Source records:
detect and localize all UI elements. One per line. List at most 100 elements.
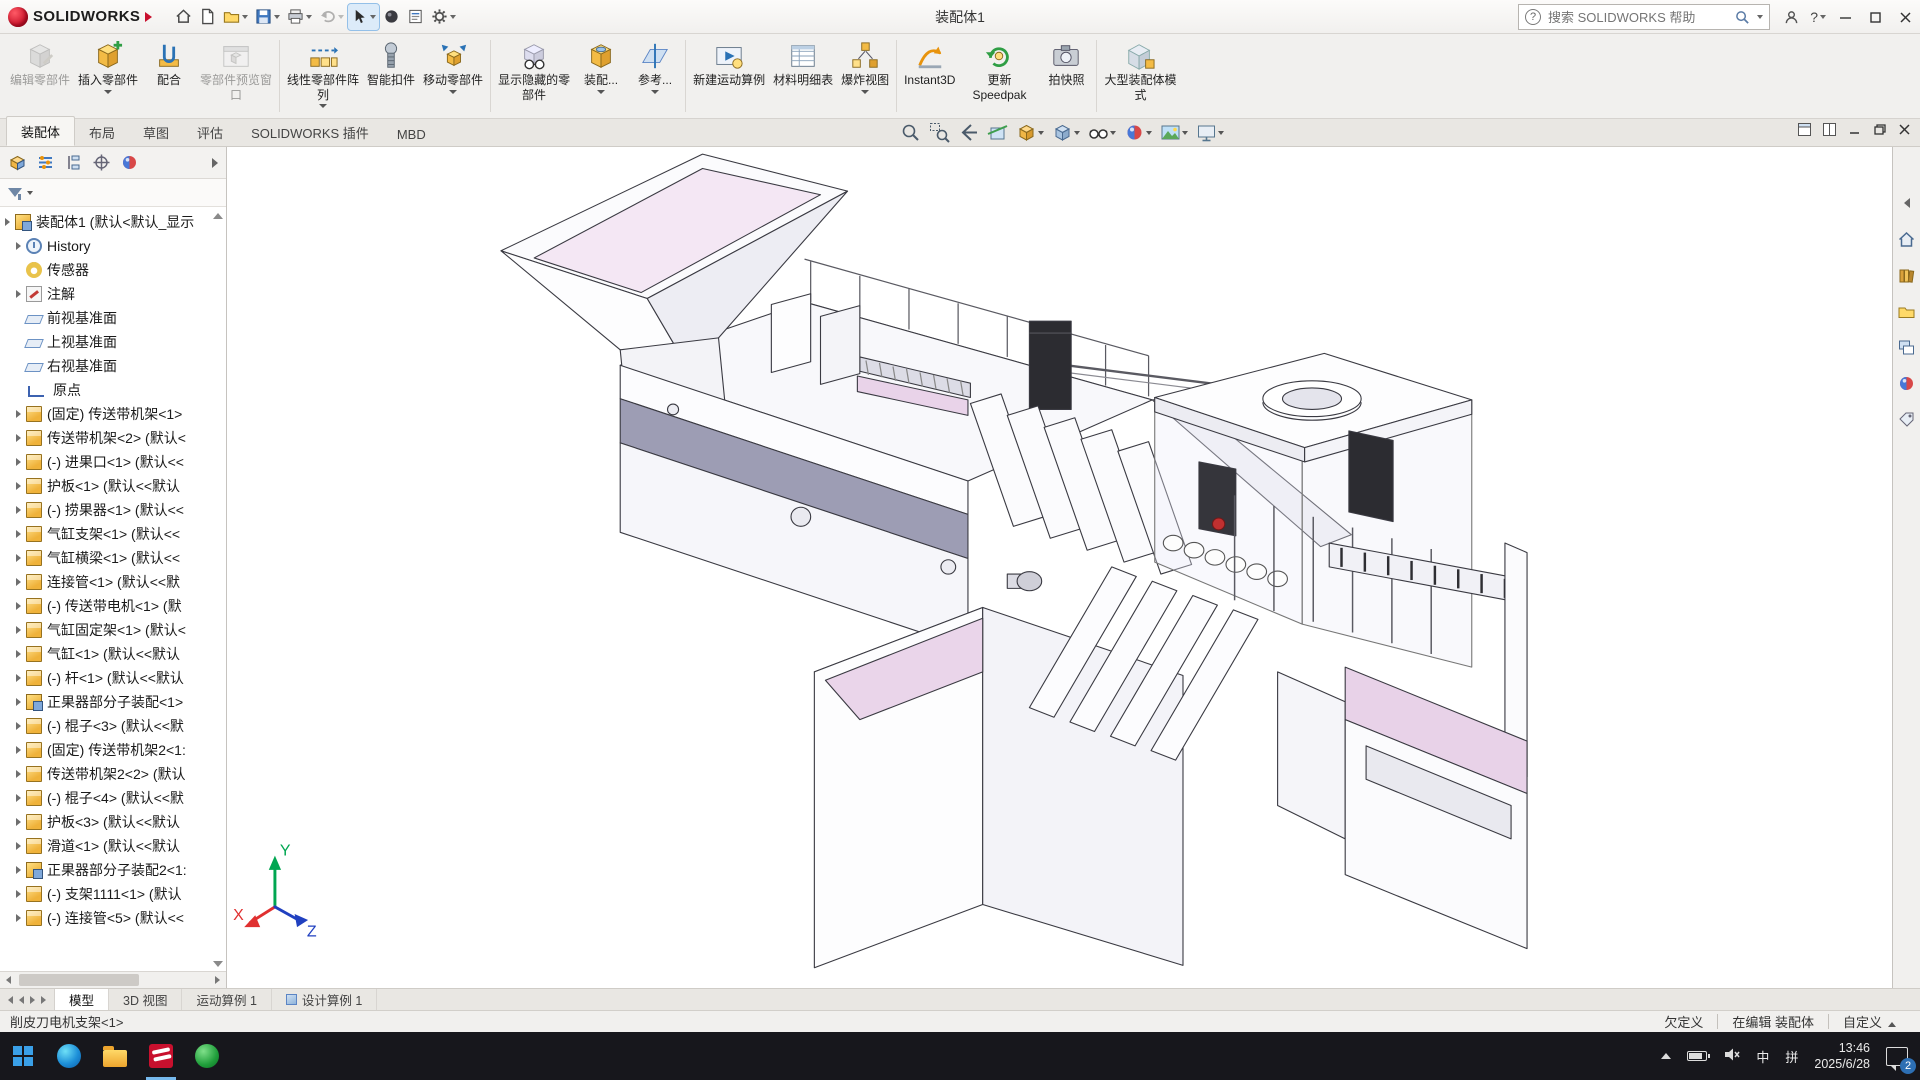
tab-addins[interactable]: SOLIDWORKS 插件 [237,118,383,146]
edit-appearance-icon[interactable] [1122,121,1154,144]
input-language-indicator[interactable]: 中 [1756,1047,1769,1066]
tree-item[interactable]: (-) 支架1111<1> (默认 [0,882,226,906]
minimize-button[interactable] [1830,2,1860,32]
feature-manager-tab-icon[interactable] [8,153,27,172]
move-component-button[interactable]: 移动零部件 [419,38,487,114]
mate-button[interactable]: 配合 [142,38,196,114]
print-button[interactable] [284,4,315,30]
hidden-icons-chevron[interactable] [1661,1053,1671,1059]
start-button[interactable] [0,1032,46,1080]
tree-item[interactable]: (固定) 传送带机架<1> [0,402,226,426]
search-icon[interactable] [1735,10,1750,25]
tree-item[interactable]: 气缸固定架<1> (默认< [0,618,226,642]
tree-item-sensors[interactable]: 传感器 [0,258,226,282]
zoom-area-icon[interactable] [927,121,952,144]
open-dropdown-caret[interactable] [242,15,248,19]
tree-item[interactable]: 气缸支架<1> (默认<< [0,522,226,546]
user-account-icon[interactable] [1776,2,1806,32]
smart-fastener-button[interactable]: 智能扣件 [363,38,419,114]
tree-item[interactable]: (-) 进果口<1> (默认<< [0,450,226,474]
maximize-button[interactable] [1860,2,1890,32]
update-speedpak-button[interactable]: 更新 Speedpak [959,38,1039,114]
scrollbar-thumb[interactable] [19,974,139,986]
move-component-caret[interactable] [449,90,457,94]
tab-3d-views[interactable]: 3D 视图 [109,989,182,1010]
save-dropdown-caret[interactable] [274,15,280,19]
options-dropdown-caret[interactable] [450,15,456,19]
tab-scroll-left-icon[interactable] [19,996,24,1004]
exploded-view-caret[interactable] [861,90,869,94]
tab-scroll-right-icon[interactable] [30,996,35,1004]
tree-filter-bar[interactable] [0,179,226,207]
home-button[interactable] [172,4,195,30]
tab-model[interactable]: 模型 [55,989,109,1010]
graphics-viewport[interactable]: Y X Z [227,147,1892,988]
tree-item[interactable]: 传送带机架2<2> (默认 [0,762,226,786]
tab-scroll-first-icon[interactable] [8,996,13,1004]
close-button[interactable] [1890,2,1920,32]
dimxpert-manager-tab-icon[interactable] [92,153,111,172]
tab-scroll-last-icon[interactable] [41,996,46,1004]
zoom-fit-icon[interactable] [898,121,923,144]
take-snapshot-button[interactable]: 拍快照 [1039,38,1093,114]
display-manager-tab-icon[interactable] [120,153,139,172]
tree-item[interactable]: (-) 棍子<3> (默认<<默 [0,714,226,738]
scroll-right-button[interactable] [209,972,226,988]
insert-component-caret[interactable] [104,90,112,94]
task-pane-expand-icon[interactable] [1897,193,1917,213]
tree-item-subassembly[interactable]: 正果器部分子装配2<1: [0,858,226,882]
tab-sketch[interactable]: 草图 [129,118,183,146]
green-app-button[interactable] [184,1032,230,1080]
tree-item[interactable]: 传送带机架<2> (默认< [0,426,226,450]
tab-layout[interactable]: 布局 [75,118,129,146]
doc-restore-icon[interactable] [1872,122,1887,137]
taskbar-clock[interactable]: 13:46 2025/6/28 [1814,1040,1870,1073]
volume-icon[interactable] [1723,1046,1740,1066]
scroll-left-button[interactable] [0,972,17,988]
options-gear-button[interactable] [428,4,459,30]
search-input[interactable] [1546,9,1730,26]
file-properties-button[interactable] [404,4,427,30]
tree-item[interactable]: 护板<1> (默认<<默认 [0,474,226,498]
tree-item-front-plane[interactable]: 前视基准面 [0,306,226,330]
help-menu[interactable]: ? [1806,9,1830,25]
new-document-button[interactable] [196,4,219,30]
tree-scroll-down-icon[interactable] [213,961,223,967]
tab-motion-study[interactable]: 运动算例 1 [182,989,271,1010]
resources-home-icon[interactable] [1897,229,1917,249]
section-view-icon[interactable] [985,121,1010,144]
tree-scroll-up-icon[interactable] [213,213,223,219]
tree-item-origin[interactable]: 原点 [0,378,226,402]
instant3d-button[interactable]: Instant3D [900,38,959,114]
panel-tabs-overflow-icon[interactable] [212,158,218,168]
tree-item-root[interactable]: 装配体1 (默认<默认_显示 [0,210,226,234]
ime-mode-indicator[interactable]: 拼 [1785,1047,1798,1066]
solidworks-app-button[interactable] [138,1032,184,1080]
tab-design-study[interactable]: 设计算例 1 [272,989,377,1010]
hide-show-items-icon[interactable] [1086,121,1118,144]
configuration-manager-tab-icon[interactable] [64,153,83,172]
tree-item[interactable]: 滑道<1> (默认<<默认 [0,834,226,858]
view-settings-caret[interactable] [1218,131,1224,135]
view-palette-icon[interactable] [1897,337,1917,357]
action-center-icon[interactable]: 2 [1886,1047,1908,1066]
tree-horizontal-scrollbar[interactable] [0,971,226,988]
viewport-split-icon[interactable] [1822,122,1837,137]
undo-button[interactable] [316,4,347,30]
help-caret[interactable] [1820,15,1826,19]
select-tool-button[interactable] [348,4,379,30]
viewport-layout-icon[interactable] [1797,122,1812,137]
tree-item[interactable]: (固定) 传送带机架2<1: [0,738,226,762]
tree-item[interactable]: (-) 连接管<5> (默认<< [0,906,226,930]
hide-show-caret[interactable] [1110,131,1116,135]
doc-close-icon[interactable] [1897,122,1912,137]
assembly-features-caret[interactable] [597,90,605,94]
undo-dropdown-caret[interactable] [338,15,344,19]
tab-assembly[interactable]: 装配体 [6,116,75,146]
reference-geometry-caret[interactable] [651,90,659,94]
linear-pattern-caret[interactable] [319,104,327,108]
linear-pattern-button[interactable]: 线性零部件阵列 [283,38,363,114]
design-library-icon[interactable] [1897,265,1917,285]
view-orientation-icon[interactable] [1014,121,1046,144]
rebuild-sphere-button[interactable] [380,4,403,30]
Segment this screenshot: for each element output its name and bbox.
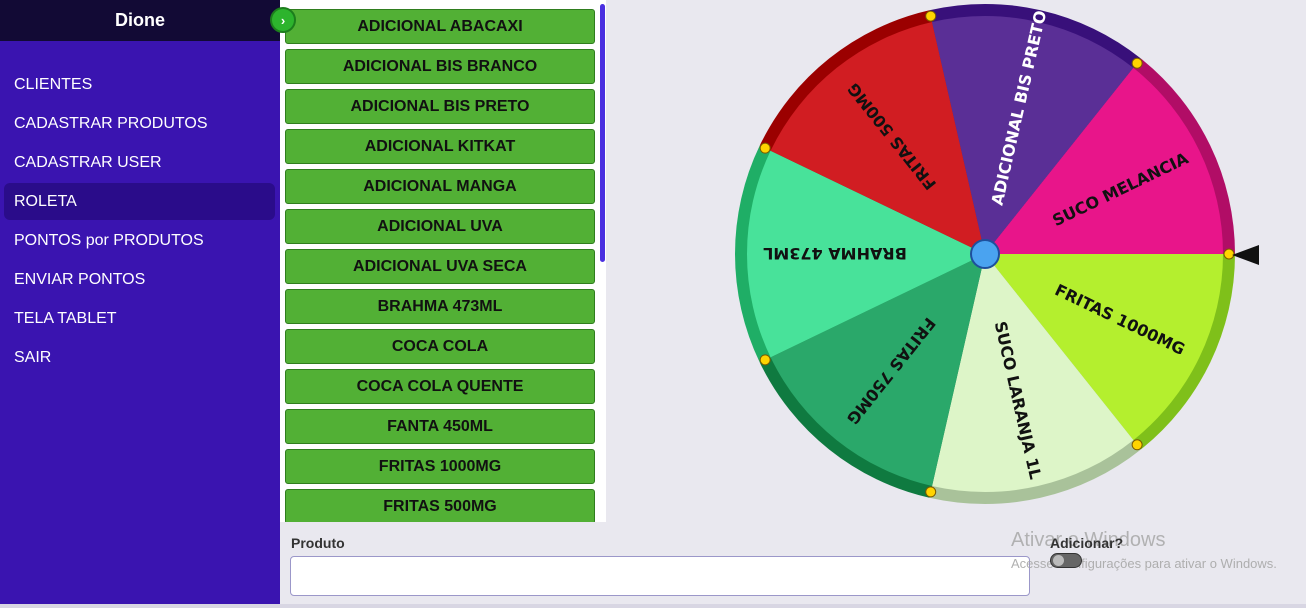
product-button[interactable]: COCA COLA xyxy=(285,329,595,364)
product-button[interactable]: ADICIONAL ABACAXI xyxy=(285,9,595,44)
sidebar-item-cadastrar-user[interactable]: CADASTRAR USER xyxy=(4,144,275,181)
product-button[interactable]: ADICIONAL KITKAT xyxy=(285,129,595,164)
product-button[interactable]: FANTA 450ML xyxy=(285,409,595,444)
produto-input[interactable] xyxy=(290,556,1030,596)
product-button[interactable]: ADICIONAL BIS PRETO xyxy=(285,89,595,124)
adicionar-label: Adicionar? xyxy=(1050,535,1124,551)
wheel-peg xyxy=(1131,57,1143,69)
wheel-peg xyxy=(925,486,937,498)
wheel-peg xyxy=(759,354,771,366)
produto-label: Produto xyxy=(291,535,345,551)
product-button[interactable]: ADICIONAL BIS BRANCO xyxy=(285,49,595,84)
prize-wheel[interactable]: FRITAS 1000MGSUCO LARANJA 1LFRITAS 750MG… xyxy=(730,0,1250,520)
wheel-hub-button[interactable] xyxy=(970,239,1000,269)
wheel-peg xyxy=(759,142,771,154)
product-list: ADICIONAL ABACAXI ADICIONAL BIS BRANCO ADI… xyxy=(280,0,606,522)
scrollbar[interactable] xyxy=(600,4,605,262)
product-button[interactable]: ADICIONAL UVA xyxy=(285,209,595,244)
sidebar-item-pontos-por-produtos[interactable]: PONTOS por PRODUTOS xyxy=(4,222,275,259)
adicionar-toggle[interactable] xyxy=(1050,553,1082,568)
sidebar-toggle-button[interactable]: › xyxy=(270,7,296,33)
sidebar-menu: CLIENTES CADASTRAR PRODUTOS CADASTRAR USER… xyxy=(0,66,280,378)
app-title: Dione xyxy=(0,0,280,41)
product-button[interactable]: BRAHMA 473ML xyxy=(285,289,595,324)
wheel-peg xyxy=(925,10,937,22)
wheel-pointer-icon xyxy=(1232,245,1259,265)
sidebar: Dione CLIENTES CADASTRAR PRODUTOS CADASTRA… xyxy=(0,0,280,608)
product-button[interactable]: ADICIONAL MANGA xyxy=(285,169,595,204)
bottom-divider xyxy=(0,604,1306,608)
sidebar-item-tela-tablet[interactable]: TELA TABLET xyxy=(4,300,275,337)
wheel-segment-label: BRAHMA 473ML xyxy=(763,244,907,263)
sidebar-item-enviar-pontos[interactable]: ENVIAR PONTOS xyxy=(4,261,275,298)
chevron-right-icon: › xyxy=(280,12,286,28)
wheel-peg xyxy=(1131,439,1143,451)
sidebar-item-sair[interactable]: SAIR xyxy=(4,339,275,376)
product-button[interactable]: FRITAS 1000MG xyxy=(285,449,595,484)
product-button[interactable]: COCA COLA QUENTE xyxy=(285,369,595,404)
sidebar-item-roleta[interactable]: ROLETA xyxy=(4,183,275,220)
sidebar-item-clientes[interactable]: CLIENTES xyxy=(4,66,275,103)
toggle-knob xyxy=(1053,555,1064,566)
product-button[interactable]: ADICIONAL UVA SECA xyxy=(285,249,595,284)
sidebar-item-cadastrar-produtos[interactable]: CADASTRAR PRODUTOS xyxy=(4,105,275,142)
product-button[interactable]: FRITAS 500MG xyxy=(285,489,595,522)
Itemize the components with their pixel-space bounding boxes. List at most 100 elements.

Problem: Recast the lines of the first entry as a JSON list of strings, one string per line and no blank lines, from the line with "tab-addins[interactable]: SOLIDWORKS 插件" to the line with "open-dropdown-caret[interactable] [242,15,248,19]".

Task result:
[
  "tab-addins[interactable]: SOLIDWORKS 插件 [237,118,383,146]",
  "edit-appearance-icon[interactable] [1122,121,1154,144]",
  "input-language-indicator[interactable]: 中 [1756,1047,1769,1066]",
  "tree-item[interactable]: (-) 支架1111<1> (默认 [0,882,226,906]",
  "minimize-button[interactable] [1830,2,1860,32]",
  "feature-manager-tab-icon[interactable] [8,153,27,172]",
  "move-component-button[interactable]: 移动零部件 [419,38,487,114]",
  "mate-button[interactable]: 配合 [142,38,196,114]",
  "print-button[interactable] [284,4,315,30]",
  "hidden-icons-chevron[interactable] [1661,1053,1671,1059]",
  "start-button[interactable] [0,1032,46,1080]",
  "tree-item[interactable]: (固定) 传送带机架<1> [0,402,226,426]",
  "search-icon[interactable] [1735,10,1750,25]",
  "tree-item[interactable]: 气缸固定架<1> (默认< [0,618,226,642]",
  "tree-item-sensors[interactable]: 传感器 [0,258,226,282]",
  "zoom-area-icon[interactable] [927,121,952,144]",
  "open-dropdown-caret[interactable] [242,15,248,19]"
]